Dataset items
[Start]
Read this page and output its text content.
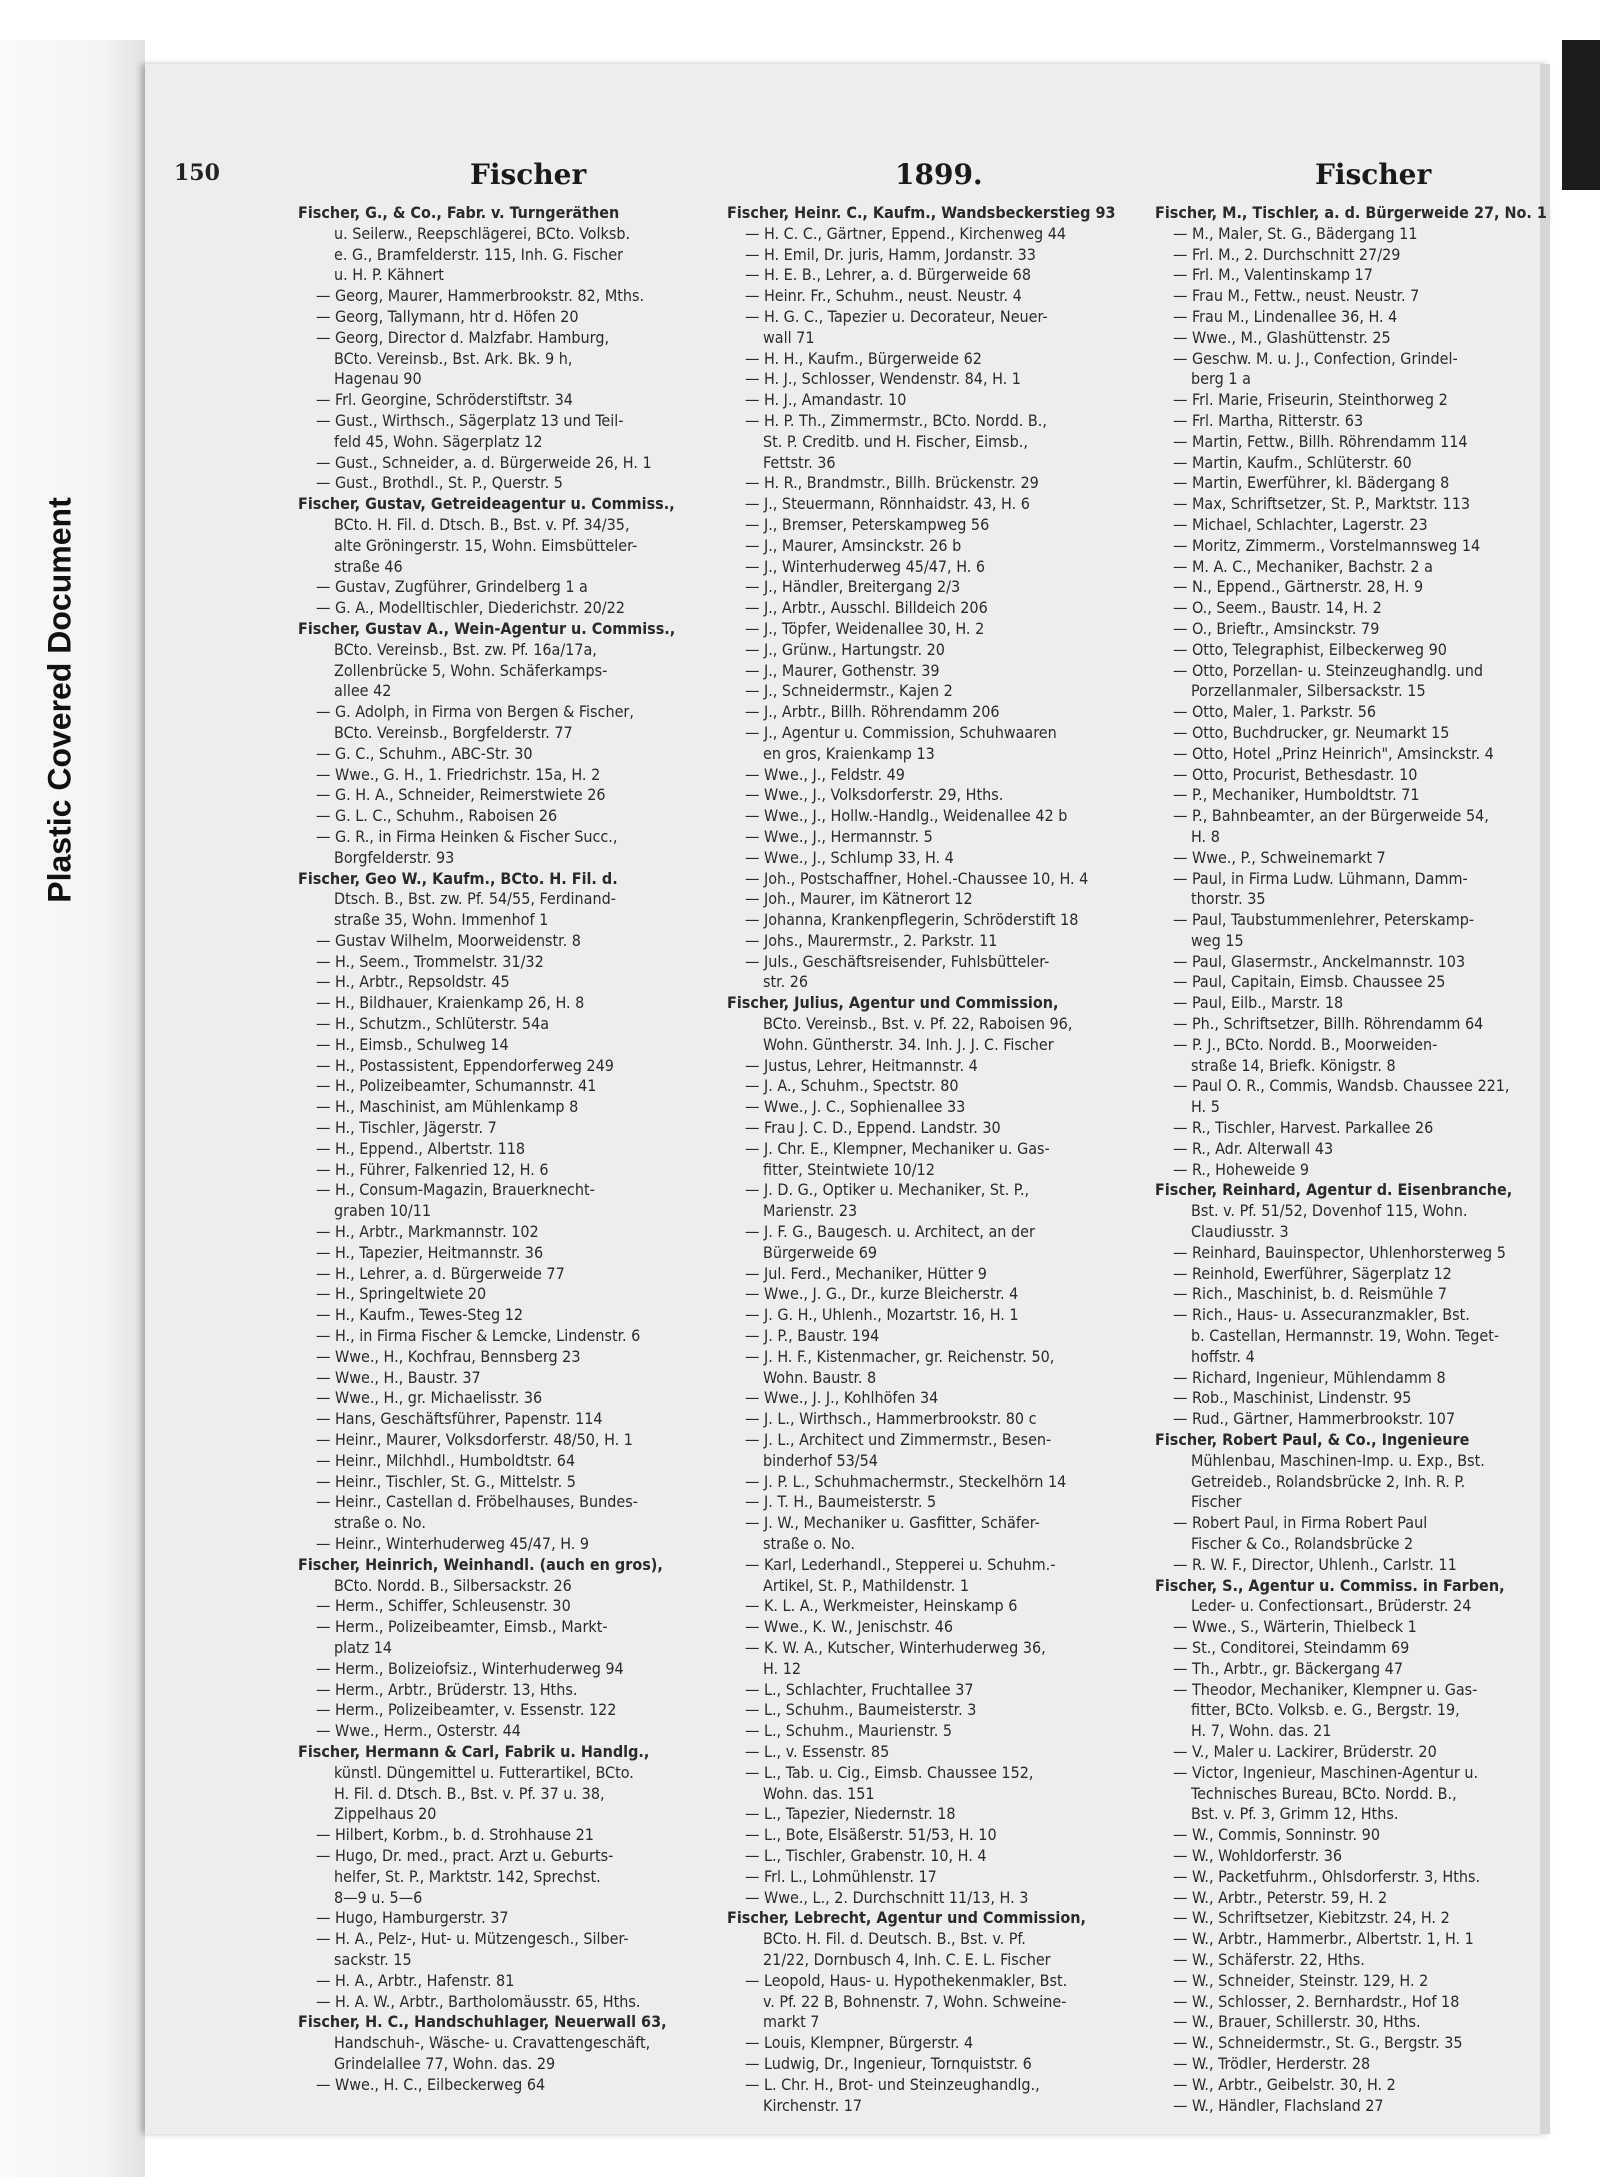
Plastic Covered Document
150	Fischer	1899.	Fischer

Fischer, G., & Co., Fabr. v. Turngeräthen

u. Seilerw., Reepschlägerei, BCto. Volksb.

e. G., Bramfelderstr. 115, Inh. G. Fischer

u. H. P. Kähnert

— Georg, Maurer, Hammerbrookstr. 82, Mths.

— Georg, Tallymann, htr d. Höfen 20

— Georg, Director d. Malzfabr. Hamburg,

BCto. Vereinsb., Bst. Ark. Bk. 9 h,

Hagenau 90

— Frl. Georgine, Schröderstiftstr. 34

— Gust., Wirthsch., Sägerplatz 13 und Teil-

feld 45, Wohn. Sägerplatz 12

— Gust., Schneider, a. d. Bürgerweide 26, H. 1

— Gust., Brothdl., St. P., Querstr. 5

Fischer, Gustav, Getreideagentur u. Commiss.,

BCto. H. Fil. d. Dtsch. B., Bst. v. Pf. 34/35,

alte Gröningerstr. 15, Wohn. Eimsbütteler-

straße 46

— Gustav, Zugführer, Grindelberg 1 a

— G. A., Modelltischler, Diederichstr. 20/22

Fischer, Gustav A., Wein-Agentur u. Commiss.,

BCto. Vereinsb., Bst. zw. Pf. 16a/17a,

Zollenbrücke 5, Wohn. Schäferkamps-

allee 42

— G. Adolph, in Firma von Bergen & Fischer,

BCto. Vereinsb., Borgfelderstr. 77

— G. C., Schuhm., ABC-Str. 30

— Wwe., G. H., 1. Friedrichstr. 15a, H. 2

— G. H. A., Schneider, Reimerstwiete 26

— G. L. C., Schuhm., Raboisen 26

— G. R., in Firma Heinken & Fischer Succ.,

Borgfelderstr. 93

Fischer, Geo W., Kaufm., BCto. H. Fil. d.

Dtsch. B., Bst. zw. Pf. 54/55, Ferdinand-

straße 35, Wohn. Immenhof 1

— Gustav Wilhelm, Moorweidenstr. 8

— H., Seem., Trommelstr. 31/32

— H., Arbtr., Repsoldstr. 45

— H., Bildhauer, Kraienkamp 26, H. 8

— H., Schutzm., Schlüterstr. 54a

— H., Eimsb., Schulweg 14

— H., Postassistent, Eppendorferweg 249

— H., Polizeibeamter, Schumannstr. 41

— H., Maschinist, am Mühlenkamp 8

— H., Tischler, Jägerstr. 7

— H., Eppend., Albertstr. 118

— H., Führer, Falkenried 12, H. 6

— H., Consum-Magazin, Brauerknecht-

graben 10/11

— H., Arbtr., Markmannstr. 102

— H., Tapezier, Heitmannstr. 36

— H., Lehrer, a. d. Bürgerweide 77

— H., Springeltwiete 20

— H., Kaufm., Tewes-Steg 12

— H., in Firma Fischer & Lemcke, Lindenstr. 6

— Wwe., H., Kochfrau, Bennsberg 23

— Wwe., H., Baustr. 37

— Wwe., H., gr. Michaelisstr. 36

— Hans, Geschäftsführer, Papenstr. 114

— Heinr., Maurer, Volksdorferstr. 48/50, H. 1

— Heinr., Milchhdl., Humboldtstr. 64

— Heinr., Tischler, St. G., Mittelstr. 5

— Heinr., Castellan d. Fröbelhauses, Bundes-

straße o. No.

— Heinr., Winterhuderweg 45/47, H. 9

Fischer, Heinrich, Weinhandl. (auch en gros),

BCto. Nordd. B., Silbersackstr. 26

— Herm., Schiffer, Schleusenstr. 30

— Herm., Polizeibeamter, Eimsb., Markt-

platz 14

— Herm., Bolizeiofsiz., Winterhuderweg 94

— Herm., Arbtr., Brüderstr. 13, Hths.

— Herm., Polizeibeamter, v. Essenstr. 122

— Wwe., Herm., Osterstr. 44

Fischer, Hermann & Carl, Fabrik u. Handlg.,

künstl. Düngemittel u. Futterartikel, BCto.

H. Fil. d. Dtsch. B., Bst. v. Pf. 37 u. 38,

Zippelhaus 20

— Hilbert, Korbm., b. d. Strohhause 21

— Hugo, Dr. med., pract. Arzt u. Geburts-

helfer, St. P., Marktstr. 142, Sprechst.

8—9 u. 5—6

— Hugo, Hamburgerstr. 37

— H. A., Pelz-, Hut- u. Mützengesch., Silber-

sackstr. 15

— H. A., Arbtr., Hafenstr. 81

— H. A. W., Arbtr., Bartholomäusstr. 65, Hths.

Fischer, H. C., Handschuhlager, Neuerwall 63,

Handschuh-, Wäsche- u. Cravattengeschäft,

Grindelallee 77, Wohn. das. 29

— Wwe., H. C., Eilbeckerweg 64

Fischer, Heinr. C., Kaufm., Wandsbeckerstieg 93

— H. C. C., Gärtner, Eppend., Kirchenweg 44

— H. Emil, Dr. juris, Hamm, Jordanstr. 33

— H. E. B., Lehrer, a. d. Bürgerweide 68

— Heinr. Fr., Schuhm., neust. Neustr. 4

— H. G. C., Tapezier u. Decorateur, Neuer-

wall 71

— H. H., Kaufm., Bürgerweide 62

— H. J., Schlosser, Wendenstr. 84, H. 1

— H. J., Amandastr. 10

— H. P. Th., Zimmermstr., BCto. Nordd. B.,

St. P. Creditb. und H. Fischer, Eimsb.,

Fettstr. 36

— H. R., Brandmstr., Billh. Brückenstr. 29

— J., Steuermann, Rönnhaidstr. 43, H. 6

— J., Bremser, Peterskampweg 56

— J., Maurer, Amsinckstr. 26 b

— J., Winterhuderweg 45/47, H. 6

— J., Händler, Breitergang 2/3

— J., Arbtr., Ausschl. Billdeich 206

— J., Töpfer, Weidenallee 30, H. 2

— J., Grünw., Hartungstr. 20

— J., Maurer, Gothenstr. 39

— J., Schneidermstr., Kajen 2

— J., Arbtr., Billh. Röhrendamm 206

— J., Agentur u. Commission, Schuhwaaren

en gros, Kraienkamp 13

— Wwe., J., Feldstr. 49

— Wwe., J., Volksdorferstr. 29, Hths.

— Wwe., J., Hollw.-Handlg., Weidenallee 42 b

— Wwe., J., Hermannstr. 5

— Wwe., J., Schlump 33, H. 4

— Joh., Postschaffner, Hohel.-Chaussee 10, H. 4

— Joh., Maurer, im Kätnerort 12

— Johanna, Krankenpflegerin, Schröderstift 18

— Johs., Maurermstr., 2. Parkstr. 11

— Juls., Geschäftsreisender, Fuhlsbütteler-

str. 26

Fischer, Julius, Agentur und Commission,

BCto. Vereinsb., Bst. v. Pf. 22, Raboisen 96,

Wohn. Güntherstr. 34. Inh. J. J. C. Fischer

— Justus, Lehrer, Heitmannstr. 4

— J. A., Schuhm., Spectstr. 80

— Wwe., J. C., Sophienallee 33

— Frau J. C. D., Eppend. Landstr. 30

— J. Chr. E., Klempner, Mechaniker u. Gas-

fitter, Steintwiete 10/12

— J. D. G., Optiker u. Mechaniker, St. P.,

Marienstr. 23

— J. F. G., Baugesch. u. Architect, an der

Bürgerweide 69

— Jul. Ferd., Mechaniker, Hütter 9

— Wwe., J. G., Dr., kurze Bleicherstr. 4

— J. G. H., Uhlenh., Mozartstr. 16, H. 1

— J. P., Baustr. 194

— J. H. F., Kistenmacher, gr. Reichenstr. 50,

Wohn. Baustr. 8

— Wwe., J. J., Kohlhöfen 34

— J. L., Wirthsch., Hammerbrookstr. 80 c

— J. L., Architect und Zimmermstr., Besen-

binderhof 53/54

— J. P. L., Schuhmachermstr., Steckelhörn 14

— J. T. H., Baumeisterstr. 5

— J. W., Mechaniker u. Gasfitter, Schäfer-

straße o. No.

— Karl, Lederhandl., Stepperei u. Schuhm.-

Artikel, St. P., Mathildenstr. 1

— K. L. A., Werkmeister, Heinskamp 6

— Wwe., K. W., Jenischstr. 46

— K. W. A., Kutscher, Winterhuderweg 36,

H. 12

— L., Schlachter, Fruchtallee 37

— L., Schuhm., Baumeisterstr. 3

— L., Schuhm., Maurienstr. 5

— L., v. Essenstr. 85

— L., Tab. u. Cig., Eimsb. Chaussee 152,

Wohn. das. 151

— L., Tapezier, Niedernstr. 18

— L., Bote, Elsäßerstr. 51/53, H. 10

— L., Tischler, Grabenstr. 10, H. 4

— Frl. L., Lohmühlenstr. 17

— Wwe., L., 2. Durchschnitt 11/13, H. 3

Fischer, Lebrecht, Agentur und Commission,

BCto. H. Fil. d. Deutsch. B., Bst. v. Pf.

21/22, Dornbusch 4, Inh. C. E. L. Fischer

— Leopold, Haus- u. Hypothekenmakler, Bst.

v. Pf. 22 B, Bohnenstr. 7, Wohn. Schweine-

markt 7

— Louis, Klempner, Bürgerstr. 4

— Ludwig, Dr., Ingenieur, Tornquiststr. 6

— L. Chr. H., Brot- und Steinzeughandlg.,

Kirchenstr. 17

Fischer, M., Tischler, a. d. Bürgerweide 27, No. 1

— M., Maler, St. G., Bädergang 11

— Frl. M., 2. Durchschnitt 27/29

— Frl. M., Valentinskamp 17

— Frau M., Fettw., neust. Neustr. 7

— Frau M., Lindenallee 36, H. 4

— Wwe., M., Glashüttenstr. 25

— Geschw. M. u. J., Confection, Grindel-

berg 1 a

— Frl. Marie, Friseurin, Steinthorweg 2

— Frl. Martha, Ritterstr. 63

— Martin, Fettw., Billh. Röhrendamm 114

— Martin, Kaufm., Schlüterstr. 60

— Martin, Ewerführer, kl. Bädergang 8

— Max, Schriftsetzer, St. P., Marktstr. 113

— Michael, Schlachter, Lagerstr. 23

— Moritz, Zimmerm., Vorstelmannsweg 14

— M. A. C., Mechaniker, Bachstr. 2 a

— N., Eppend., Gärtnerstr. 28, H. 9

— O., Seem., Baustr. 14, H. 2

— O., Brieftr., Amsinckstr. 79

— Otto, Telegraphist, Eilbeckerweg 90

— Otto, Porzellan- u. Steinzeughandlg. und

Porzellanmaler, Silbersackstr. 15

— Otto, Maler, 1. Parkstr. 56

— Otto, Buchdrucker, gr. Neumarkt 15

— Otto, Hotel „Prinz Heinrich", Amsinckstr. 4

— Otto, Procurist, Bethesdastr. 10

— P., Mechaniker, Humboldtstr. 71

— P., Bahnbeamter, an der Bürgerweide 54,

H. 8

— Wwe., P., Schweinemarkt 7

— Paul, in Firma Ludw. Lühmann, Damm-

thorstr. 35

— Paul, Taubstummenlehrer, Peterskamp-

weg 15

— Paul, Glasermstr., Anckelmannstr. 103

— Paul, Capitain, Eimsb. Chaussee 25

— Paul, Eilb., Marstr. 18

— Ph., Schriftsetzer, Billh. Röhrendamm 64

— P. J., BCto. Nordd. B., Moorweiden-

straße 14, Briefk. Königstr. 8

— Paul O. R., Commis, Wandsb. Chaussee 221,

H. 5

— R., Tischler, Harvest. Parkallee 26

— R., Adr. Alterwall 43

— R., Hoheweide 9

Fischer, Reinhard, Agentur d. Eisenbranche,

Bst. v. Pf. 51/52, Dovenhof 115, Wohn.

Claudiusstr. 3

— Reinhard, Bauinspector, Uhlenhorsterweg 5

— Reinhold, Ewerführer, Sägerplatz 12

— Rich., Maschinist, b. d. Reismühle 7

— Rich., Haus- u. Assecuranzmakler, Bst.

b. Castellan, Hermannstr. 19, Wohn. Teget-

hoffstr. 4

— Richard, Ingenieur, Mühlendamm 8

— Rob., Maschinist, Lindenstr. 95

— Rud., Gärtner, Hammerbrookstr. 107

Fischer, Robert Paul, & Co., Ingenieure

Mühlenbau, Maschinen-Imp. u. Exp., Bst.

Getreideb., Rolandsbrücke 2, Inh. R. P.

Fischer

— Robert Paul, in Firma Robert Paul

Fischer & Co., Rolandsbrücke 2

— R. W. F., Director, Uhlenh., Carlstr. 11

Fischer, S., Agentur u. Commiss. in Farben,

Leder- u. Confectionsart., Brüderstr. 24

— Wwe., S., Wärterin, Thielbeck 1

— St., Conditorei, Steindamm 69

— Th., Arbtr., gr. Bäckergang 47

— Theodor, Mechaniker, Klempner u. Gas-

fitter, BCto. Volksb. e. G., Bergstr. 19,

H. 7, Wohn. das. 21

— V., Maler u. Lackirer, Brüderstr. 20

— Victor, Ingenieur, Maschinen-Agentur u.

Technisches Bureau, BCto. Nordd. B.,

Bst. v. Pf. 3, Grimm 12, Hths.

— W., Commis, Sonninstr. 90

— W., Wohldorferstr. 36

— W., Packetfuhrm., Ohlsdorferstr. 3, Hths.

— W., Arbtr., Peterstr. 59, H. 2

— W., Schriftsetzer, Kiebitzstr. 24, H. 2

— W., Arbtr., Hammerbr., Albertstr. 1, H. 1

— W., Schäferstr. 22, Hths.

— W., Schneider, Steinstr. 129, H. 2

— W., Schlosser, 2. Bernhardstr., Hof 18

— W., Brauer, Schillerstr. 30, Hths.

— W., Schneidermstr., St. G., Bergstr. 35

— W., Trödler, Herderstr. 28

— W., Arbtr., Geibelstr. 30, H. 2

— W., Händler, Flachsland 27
[End]
Locate the word "Arbtr" in the entries, and copy every line where it is found.

### Worked answer:
— H., Arbtr., Repsoldstr. 45
— H., Arbtr., Markmannstr. 102
— Herm., Arbtr., Brüderstr. 13, Hths.
— H. A., Arbtr., Hafenstr. 81
— H. A. W., Arbtr., Bartholomäusstr. 65, Hths.
— J., Arbtr., Ausschl. Billdeich 206
— J., Arbtr., Billh. Röhrendamm 206
— Th., Arbtr., gr. Bäckergang 47
— W., Arbtr., Peterstr. 59, H. 2
— W., Arbtr., Hammerbr., Albertstr. 1, H. 1
— W., Arbtr., Geibelstr. 30, H. 2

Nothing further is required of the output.